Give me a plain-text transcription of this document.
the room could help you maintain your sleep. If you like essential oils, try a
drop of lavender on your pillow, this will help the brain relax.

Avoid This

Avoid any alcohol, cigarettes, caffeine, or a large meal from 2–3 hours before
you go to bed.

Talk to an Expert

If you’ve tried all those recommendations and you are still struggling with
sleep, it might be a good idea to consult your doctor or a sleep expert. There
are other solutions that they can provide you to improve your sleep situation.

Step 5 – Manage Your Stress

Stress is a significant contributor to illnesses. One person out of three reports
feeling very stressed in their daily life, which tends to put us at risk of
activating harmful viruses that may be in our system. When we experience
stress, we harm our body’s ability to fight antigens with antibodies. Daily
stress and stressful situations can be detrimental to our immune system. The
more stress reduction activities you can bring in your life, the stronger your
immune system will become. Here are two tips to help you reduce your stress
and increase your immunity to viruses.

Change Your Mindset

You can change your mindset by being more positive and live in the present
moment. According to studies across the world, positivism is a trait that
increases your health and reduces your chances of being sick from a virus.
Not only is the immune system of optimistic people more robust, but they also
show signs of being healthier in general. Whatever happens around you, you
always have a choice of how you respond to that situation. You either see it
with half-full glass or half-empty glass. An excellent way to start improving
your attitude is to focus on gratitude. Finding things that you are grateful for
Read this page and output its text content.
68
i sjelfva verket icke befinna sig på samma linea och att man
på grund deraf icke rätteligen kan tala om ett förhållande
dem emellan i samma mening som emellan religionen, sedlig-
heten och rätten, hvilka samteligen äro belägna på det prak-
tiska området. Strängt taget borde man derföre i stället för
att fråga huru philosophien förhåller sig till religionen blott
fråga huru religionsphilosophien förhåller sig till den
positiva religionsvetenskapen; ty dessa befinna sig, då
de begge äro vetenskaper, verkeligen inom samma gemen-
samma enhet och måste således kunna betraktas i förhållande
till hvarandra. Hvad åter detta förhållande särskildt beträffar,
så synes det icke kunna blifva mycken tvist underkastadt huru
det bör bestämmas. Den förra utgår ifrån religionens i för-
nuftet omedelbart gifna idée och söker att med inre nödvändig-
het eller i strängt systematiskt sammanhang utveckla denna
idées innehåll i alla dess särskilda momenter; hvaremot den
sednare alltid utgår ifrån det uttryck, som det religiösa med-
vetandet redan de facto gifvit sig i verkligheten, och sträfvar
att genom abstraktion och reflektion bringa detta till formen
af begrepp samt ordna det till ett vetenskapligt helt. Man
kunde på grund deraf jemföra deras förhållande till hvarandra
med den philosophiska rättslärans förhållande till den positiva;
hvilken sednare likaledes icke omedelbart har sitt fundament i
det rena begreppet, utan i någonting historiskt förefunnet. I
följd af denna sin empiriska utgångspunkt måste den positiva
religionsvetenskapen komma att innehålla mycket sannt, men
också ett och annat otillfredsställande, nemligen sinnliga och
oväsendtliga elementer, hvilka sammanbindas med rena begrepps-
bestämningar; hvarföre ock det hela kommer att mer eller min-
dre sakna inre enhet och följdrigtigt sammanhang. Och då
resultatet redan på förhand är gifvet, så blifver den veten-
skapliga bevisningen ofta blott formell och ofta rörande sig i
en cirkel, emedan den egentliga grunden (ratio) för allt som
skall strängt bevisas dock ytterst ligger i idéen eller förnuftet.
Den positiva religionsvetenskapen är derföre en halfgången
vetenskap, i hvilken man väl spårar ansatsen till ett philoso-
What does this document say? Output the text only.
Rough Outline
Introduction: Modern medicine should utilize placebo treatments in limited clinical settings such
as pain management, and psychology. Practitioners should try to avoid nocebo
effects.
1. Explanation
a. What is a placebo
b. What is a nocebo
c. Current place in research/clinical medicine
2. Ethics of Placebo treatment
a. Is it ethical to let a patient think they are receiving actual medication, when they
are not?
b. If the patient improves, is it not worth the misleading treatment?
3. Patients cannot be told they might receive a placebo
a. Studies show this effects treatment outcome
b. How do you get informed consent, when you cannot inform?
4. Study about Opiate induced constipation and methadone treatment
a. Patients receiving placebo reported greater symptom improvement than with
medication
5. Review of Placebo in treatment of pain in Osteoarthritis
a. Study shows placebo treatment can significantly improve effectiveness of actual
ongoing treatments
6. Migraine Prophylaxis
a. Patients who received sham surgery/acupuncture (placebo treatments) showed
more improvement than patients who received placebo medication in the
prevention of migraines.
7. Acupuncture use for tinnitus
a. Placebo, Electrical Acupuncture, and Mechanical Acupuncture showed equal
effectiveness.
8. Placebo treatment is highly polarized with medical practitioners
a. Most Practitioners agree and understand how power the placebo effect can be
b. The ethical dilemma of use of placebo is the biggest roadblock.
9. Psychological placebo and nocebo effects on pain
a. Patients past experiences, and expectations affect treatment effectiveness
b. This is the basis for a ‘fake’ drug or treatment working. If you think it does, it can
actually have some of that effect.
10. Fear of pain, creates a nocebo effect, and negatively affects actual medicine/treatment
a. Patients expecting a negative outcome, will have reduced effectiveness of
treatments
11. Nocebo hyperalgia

§ §

#### Task brief:
Where a line of the data above includes "utgår", copy that line.

#### Output:
det bör bestämmas. Den förra utgår ifrån religionens i för-
sednare alltid utgår ifrån det uttryck, som det religiösa med-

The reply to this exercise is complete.